Only lines with the word "content" are needed; collect each of them from the listing below.

★ ★ ★ ★ ★

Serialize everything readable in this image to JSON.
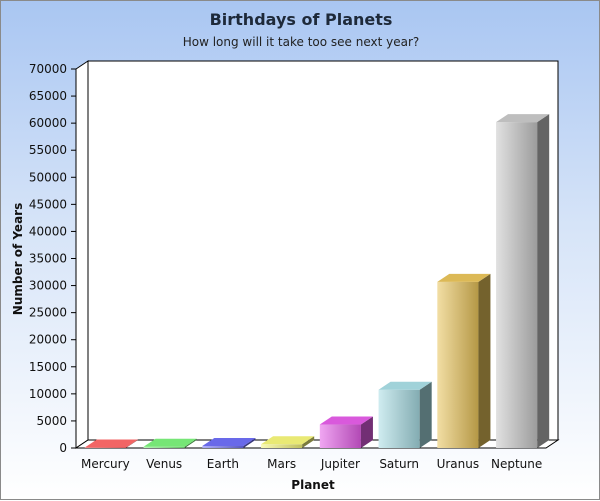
{
  "chart_data": {
    "type": "bar",
    "title": "Birthdays of Planets",
    "subtitle": "How long will it take too see next year?",
    "xlabel": "Planet",
    "ylabel": "Number of Years",
    "categories": [
      "Mercury",
      "Venus",
      "Earth",
      "Mars",
      "Jupiter",
      "Saturn",
      "Uranus",
      "Neptune"
    ],
    "values": [
      88,
      225,
      365,
      687,
      4333,
      10759,
      30687,
      60190
    ],
    "ylim": [
      0,
      70000
    ],
    "yticks": [
      0,
      5000,
      10000,
      15000,
      20000,
      25000,
      30000,
      35000,
      40000,
      45000,
      50000,
      55000,
      60000,
      65000,
      70000
    ],
    "grid": false,
    "legend": "none",
    "colors": [
      "#ff6a6a",
      "#7cf27c",
      "#6e6ef5",
      "#f5f57a",
      "#e45ee8",
      "#a8dde4",
      "#e8c35a",
      "#c8c8c8"
    ],
    "view": "3d"
  }
}
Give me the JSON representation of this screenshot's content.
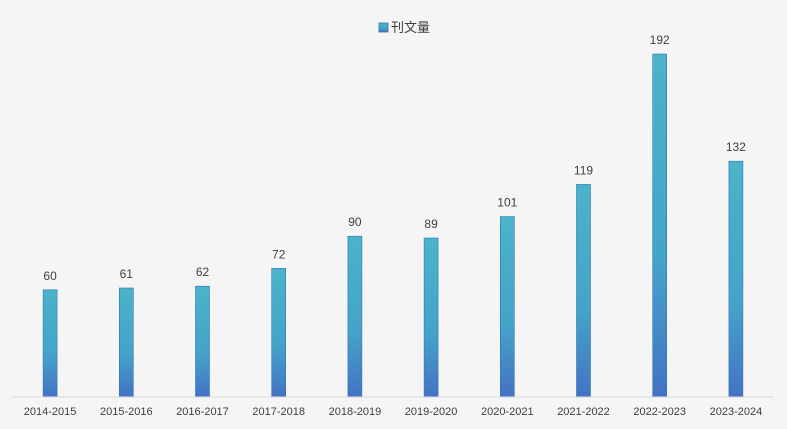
{
  "chart_data": {
    "type": "bar",
    "categories": [
      "2014-2015",
      "2015-2016",
      "2016-2017",
      "2017-2018",
      "2018-2019",
      "2019-2020",
      "2020-2021",
      "2021-2022",
      "2022-2023",
      "2023-2024"
    ],
    "series": [
      {
        "name": "刊文量",
        "values": [
          60,
          61,
          62,
          72,
          90,
          89,
          101,
          119,
          192,
          132
        ]
      }
    ],
    "ylim": [
      0,
      192
    ],
    "grid": false,
    "legend": "top",
    "data_labels": true,
    "colors": {
      "bar_top": "#4ab3c9",
      "bar_bottom": "#4472c4",
      "bar_stroke": "#2e75b6",
      "axis": "#d9d9d9",
      "text": "#404040",
      "background": "#f5f5f5"
    }
  }
}
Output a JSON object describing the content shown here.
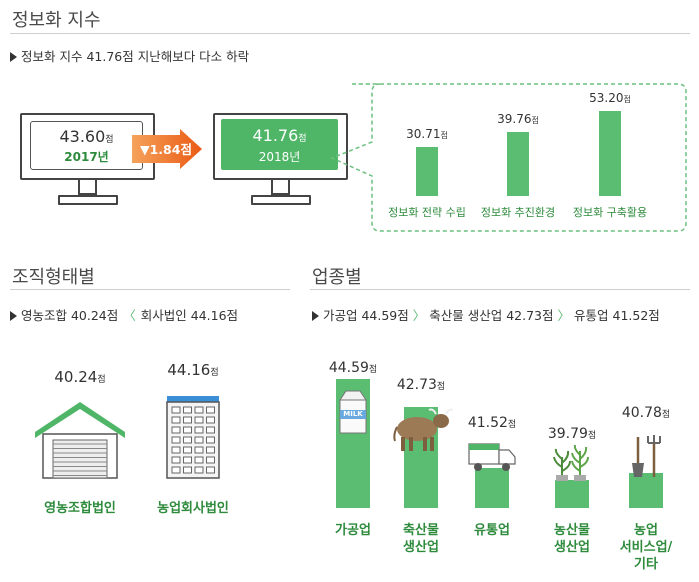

★ ★ ★ ★ ★

_Task response_.
Give me the JSON representation of this screenshot's content.
Output a JSON object describing the content shown here.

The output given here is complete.